[Items from a data source]
^^^^^^^^

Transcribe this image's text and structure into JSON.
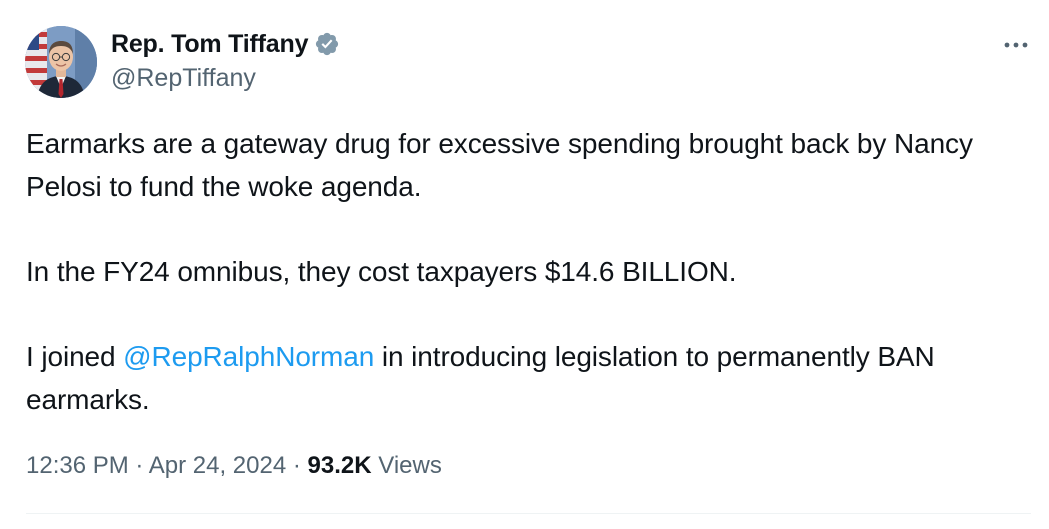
{
  "author": {
    "display_name": "Rep. Tom Tiffany",
    "handle": "@RepTiffany",
    "verified_badge_icon": "verified-badge-icon",
    "verified_color": "#829aab"
  },
  "more_icon": "more-horizontal-icon",
  "tweet": {
    "paragraph_1": "Earmarks are a gateway drug for excessive spending brought back by Nancy Pelosi to fund the woke agenda.",
    "paragraph_2": "In the FY24 omnibus, they cost taxpayers $14.6 BILLION.",
    "paragraph_3_prefix": "I joined ",
    "paragraph_3_mention": "@RepRalphNorman",
    "paragraph_3_suffix": " in introducing legislation to permanently BAN earmarks."
  },
  "meta": {
    "time": "12:36 PM",
    "separator": "·",
    "date": "Apr 24, 2024",
    "views_count": "93.2K",
    "views_label": "Views"
  },
  "colors": {
    "text_primary": "#0f1419",
    "text_secondary": "#536471",
    "link": "#1d9bf0"
  }
}
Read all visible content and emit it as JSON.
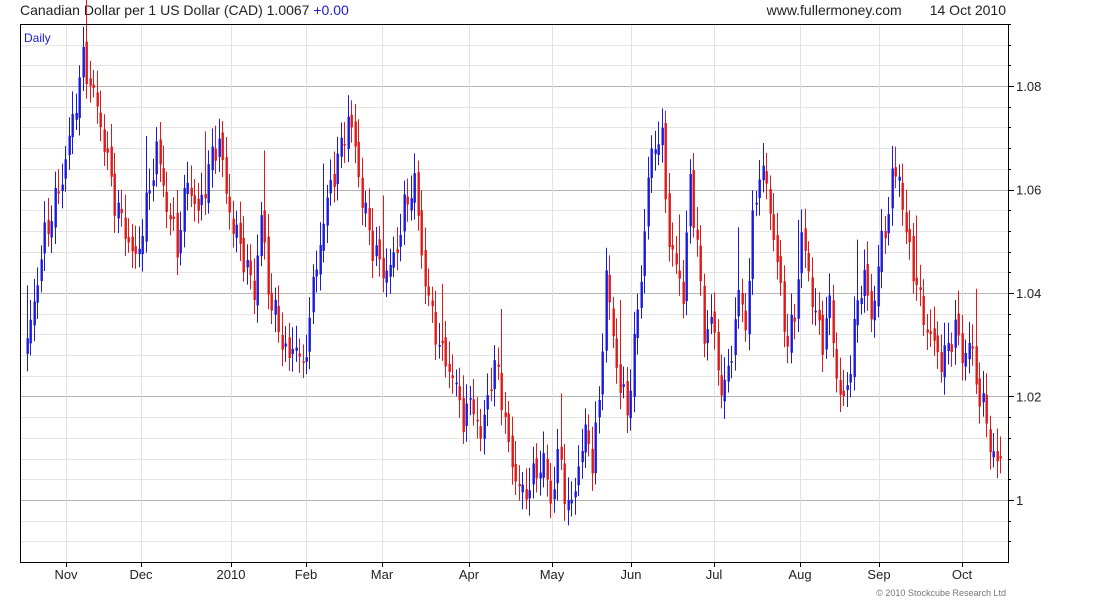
{
  "header": {
    "title": "Canadian Dollar per 1 US Dollar (CAD) 1.0067",
    "change": "+0.00",
    "site": "www.fullermoney.com",
    "date": "14 Oct 2010"
  },
  "footer": {
    "copyright": "© 2010 Stockcube Research Ltd"
  },
  "colors": {
    "up": "#1a1adf",
    "down": "#e01818",
    "grid": "#cccccc",
    "axis": "#000000"
  },
  "chart_data": {
    "type": "candlestick-bars",
    "period_label": "Daily",
    "y_ticks": [
      "1",
      "1.02",
      "1.04",
      "1.06",
      "1.08"
    ],
    "x_ticks": [
      "Nov",
      "Dec",
      "2010",
      "Feb",
      "Mar",
      "Apr",
      "May",
      "Jun",
      "Jul",
      "Aug",
      "Sep",
      "Oct"
    ],
    "ylim": [
      0.988,
      1.092
    ],
    "grid": true,
    "series": [
      {
        "x": 0,
        "y": 1.03
      },
      {
        "x": 5,
        "y": 1.051
      },
      {
        "x": 10,
        "y": 1.062
      },
      {
        "x": 16,
        "y": 1.085
      },
      {
        "x": 20,
        "y": 1.076
      },
      {
        "x": 25,
        "y": 1.058
      },
      {
        "x": 28,
        "y": 1.052
      },
      {
        "x": 31,
        "y": 1.046
      },
      {
        "x": 35,
        "y": 1.06
      },
      {
        "x": 37,
        "y": 1.068
      },
      {
        "x": 40,
        "y": 1.057
      },
      {
        "x": 43,
        "y": 1.049
      },
      {
        "x": 46,
        "y": 1.062
      },
      {
        "x": 49,
        "y": 1.055
      },
      {
        "x": 52,
        "y": 1.064
      },
      {
        "x": 55,
        "y": 1.07
      },
      {
        "x": 57,
        "y": 1.059
      },
      {
        "x": 59,
        "y": 1.053
      },
      {
        "x": 62,
        "y": 1.047
      },
      {
        "x": 65,
        "y": 1.04
      },
      {
        "x": 67,
        "y": 1.055
      },
      {
        "x": 69,
        "y": 1.041
      },
      {
        "x": 72,
        "y": 1.033
      },
      {
        "x": 75,
        "y": 1.027
      },
      {
        "x": 77,
        "y": 1.031
      },
      {
        "x": 79,
        "y": 1.024
      },
      {
        "x": 81,
        "y": 1.036
      },
      {
        "x": 84,
        "y": 1.05
      },
      {
        "x": 87,
        "y": 1.061
      },
      {
        "x": 90,
        "y": 1.068
      },
      {
        "x": 92,
        "y": 1.074
      },
      {
        "x": 94,
        "y": 1.068
      },
      {
        "x": 96,
        "y": 1.058
      },
      {
        "x": 99,
        "y": 1.049
      },
      {
        "x": 102,
        "y": 1.044
      },
      {
        "x": 105,
        "y": 1.046
      },
      {
        "x": 108,
        "y": 1.056
      },
      {
        "x": 111,
        "y": 1.062
      },
      {
        "x": 113,
        "y": 1.047
      },
      {
        "x": 116,
        "y": 1.035
      },
      {
        "x": 119,
        "y": 1.028
      },
      {
        "x": 122,
        "y": 1.024
      },
      {
        "x": 125,
        "y": 1.016
      },
      {
        "x": 128,
        "y": 1.019
      },
      {
        "x": 130,
        "y": 1.011
      },
      {
        "x": 132,
        "y": 1.021
      },
      {
        "x": 135,
        "y": 1.026
      },
      {
        "x": 137,
        "y": 1.014
      },
      {
        "x": 140,
        "y": 1.004
      },
      {
        "x": 142,
        "y": 1.001
      },
      {
        "x": 145,
        "y": 1.004
      },
      {
        "x": 148,
        "y": 1.008
      },
      {
        "x": 150,
        "y": 0.999
      },
      {
        "x": 152,
        "y": 1.009
      },
      {
        "x": 154,
        "y": 1.002
      },
      {
        "x": 156,
        "y": 0.998
      },
      {
        "x": 158,
        "y": 1.007
      },
      {
        "x": 160,
        "y": 1.013
      },
      {
        "x": 162,
        "y": 1.008
      },
      {
        "x": 164,
        "y": 1.018
      },
      {
        "x": 166,
        "y": 1.044
      },
      {
        "x": 168,
        "y": 1.031
      },
      {
        "x": 170,
        "y": 1.022
      },
      {
        "x": 172,
        "y": 1.017
      },
      {
        "x": 174,
        "y": 1.03
      },
      {
        "x": 176,
        "y": 1.043
      },
      {
        "x": 178,
        "y": 1.062
      },
      {
        "x": 180,
        "y": 1.07
      },
      {
        "x": 182,
        "y": 1.069
      },
      {
        "x": 184,
        "y": 1.05
      },
      {
        "x": 186,
        "y": 1.045
      },
      {
        "x": 188,
        "y": 1.04
      },
      {
        "x": 190,
        "y": 1.061
      },
      {
        "x": 192,
        "y": 1.05
      },
      {
        "x": 194,
        "y": 1.031
      },
      {
        "x": 196,
        "y": 1.036
      },
      {
        "x": 198,
        "y": 1.025
      },
      {
        "x": 200,
        "y": 1.021
      },
      {
        "x": 202,
        "y": 1.029
      },
      {
        "x": 204,
        "y": 1.04
      },
      {
        "x": 206,
        "y": 1.034
      },
      {
        "x": 208,
        "y": 1.053
      },
      {
        "x": 210,
        "y": 1.064
      },
      {
        "x": 212,
        "y": 1.061
      },
      {
        "x": 214,
        "y": 1.051
      },
      {
        "x": 216,
        "y": 1.04
      },
      {
        "x": 218,
        "y": 1.03
      },
      {
        "x": 220,
        "y": 1.036
      },
      {
        "x": 222,
        "y": 1.051
      },
      {
        "x": 224,
        "y": 1.044
      },
      {
        "x": 226,
        "y": 1.035
      },
      {
        "x": 228,
        "y": 1.031
      },
      {
        "x": 230,
        "y": 1.038
      },
      {
        "x": 232,
        "y": 1.024
      },
      {
        "x": 234,
        "y": 1.018
      },
      {
        "x": 236,
        "y": 1.027
      },
      {
        "x": 238,
        "y": 1.038
      },
      {
        "x": 240,
        "y": 1.044
      },
      {
        "x": 242,
        "y": 1.034
      },
      {
        "x": 244,
        "y": 1.046
      },
      {
        "x": 246,
        "y": 1.052
      },
      {
        "x": 248,
        "y": 1.062
      },
      {
        "x": 250,
        "y": 1.063
      },
      {
        "x": 252,
        "y": 1.051
      },
      {
        "x": 254,
        "y": 1.045
      },
      {
        "x": 256,
        "y": 1.038
      },
      {
        "x": 258,
        "y": 1.033
      },
      {
        "x": 260,
        "y": 1.03
      },
      {
        "x": 262,
        "y": 1.027
      },
      {
        "x": 264,
        "y": 1.029
      },
      {
        "x": 266,
        "y": 1.034
      },
      {
        "x": 268,
        "y": 1.027
      },
      {
        "x": 270,
        "y": 1.031
      },
      {
        "x": 272,
        "y": 1.023
      },
      {
        "x": 274,
        "y": 1.018
      },
      {
        "x": 276,
        "y": 1.011
      },
      {
        "x": 278,
        "y": 1.007
      }
    ]
  }
}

^^^^^^^^

# Exercise requirements
Keep only those lines of the records that hold "icon", and return them.

# Written response
    "verified_badge_icon": "verified-badge-icon",
  "more_icon": "more-horizontal-icon",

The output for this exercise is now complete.